__Records shown__:
%%

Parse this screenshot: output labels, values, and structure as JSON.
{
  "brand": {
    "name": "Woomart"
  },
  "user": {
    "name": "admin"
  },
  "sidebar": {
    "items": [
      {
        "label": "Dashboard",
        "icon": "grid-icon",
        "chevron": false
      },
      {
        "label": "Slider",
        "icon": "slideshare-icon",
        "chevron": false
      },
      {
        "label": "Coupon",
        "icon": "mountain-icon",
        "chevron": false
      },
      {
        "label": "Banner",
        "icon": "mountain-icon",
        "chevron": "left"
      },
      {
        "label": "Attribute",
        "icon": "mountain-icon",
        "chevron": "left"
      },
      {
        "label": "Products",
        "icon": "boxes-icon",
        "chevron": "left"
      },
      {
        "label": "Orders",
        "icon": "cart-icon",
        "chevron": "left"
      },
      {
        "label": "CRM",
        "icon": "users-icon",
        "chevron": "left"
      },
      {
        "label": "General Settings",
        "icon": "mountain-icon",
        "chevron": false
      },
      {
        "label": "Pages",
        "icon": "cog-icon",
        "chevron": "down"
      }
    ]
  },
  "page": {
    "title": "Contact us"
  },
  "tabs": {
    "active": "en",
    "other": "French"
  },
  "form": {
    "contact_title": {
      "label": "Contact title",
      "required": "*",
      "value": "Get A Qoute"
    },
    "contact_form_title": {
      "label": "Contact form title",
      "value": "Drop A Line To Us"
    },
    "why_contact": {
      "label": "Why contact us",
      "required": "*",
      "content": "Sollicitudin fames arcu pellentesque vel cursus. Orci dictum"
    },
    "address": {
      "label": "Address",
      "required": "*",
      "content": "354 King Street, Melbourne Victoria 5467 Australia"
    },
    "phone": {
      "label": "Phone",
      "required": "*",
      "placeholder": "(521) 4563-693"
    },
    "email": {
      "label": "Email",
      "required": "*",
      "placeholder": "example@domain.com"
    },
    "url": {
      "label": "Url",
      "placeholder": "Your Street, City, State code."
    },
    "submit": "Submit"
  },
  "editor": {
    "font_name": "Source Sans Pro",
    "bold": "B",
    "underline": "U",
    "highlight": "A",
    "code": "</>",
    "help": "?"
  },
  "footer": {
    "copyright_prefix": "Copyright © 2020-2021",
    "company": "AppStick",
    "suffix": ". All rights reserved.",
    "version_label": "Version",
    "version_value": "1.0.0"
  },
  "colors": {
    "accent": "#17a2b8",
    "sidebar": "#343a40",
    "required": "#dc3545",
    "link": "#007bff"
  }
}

%%

__Required task__:
Print all of the entries exactly as they are written.

__Answer in full__:
Parse this screenshot: output labels, values, and structure as JSON.
{
  "brand": {
    "name": "Woomart"
  },
  "user": {
    "name": "admin"
  },
  "sidebar": {
    "items": [
      {
        "label": "Dashboard",
        "icon": "grid-icon",
        "chevron": false
      },
      {
        "label": "Slider",
        "icon": "slideshare-icon",
        "chevron": false
      },
      {
        "label": "Coupon",
        "icon": "mountain-icon",
        "chevron": false
      },
      {
        "label": "Banner",
        "icon": "mountain-icon",
        "chevron": "left"
      },
      {
        "label": "Attribute",
        "icon": "mountain-icon",
        "chevron": "left"
      },
      {
        "label": "Products",
        "icon": "boxes-icon",
        "chevron": "left"
      },
      {
        "label": "Orders",
        "icon": "cart-icon",
        "chevron": "left"
      },
      {
        "label": "CRM",
        "icon": "users-icon",
        "chevron": "left"
      },
      {
        "label": "General Settings",
        "icon": "mountain-icon",
        "chevron": false
      },
      {
        "label": "Pages",
        "icon": "cog-icon",
        "chevron": "down"
      }
    ]
  },
  "page": {
    "title": "Contact us"
  },
  "tabs": {
    "active": "en",
    "other": "French"
  },
  "form": {
    "contact_title": {
      "label": "Contact title",
      "required": "*",
      "value": "Get A Qoute"
    },
    "contact_form_title": {
      "label": "Contact form title",
      "value": "Drop A Line To Us"
    },
    "why_contact": {
      "label": "Why contact us",
      "required": "*",
      "content": "Sollicitudin fames arcu pellentesque vel cursus. Orci dictum"
    },
    "address": {
      "label": "Address",
      "required": "*",
      "content": "354 King Street, Melbourne Victoria 5467 Australia"
    },
    "phone": {
      "label": "Phone",
      "required": "*",
      "placeholder": "(521) 4563-693"
    },
    "email": {
      "label": "Email",
      "required": "*",
      "placeholder": "example@domain.com"
    },
    "url": {
      "label": "Url",
      "placeholder": "Your Street, City, State code."
    },
    "submit": "Submit"
  },
  "editor": {
    "font_name": "Source Sans Pro",
    "bold": "B",
    "underline": "U",
    "highlight": "A",
    "code": "</>",
    "help": "?"
  },
  "footer": {
    "copyright_prefix": "Copyright © 2020-2021",
    "company": "AppStick",
    "suffix": ". All rights reserved.",
    "version_label": "Version",
    "version_value": "1.0.0"
  },
  "colors": {
    "accent": "#17a2b8",
    "sidebar": "#343a40",
    "required": "#dc3545",
    "link": "#007bff"
  }
}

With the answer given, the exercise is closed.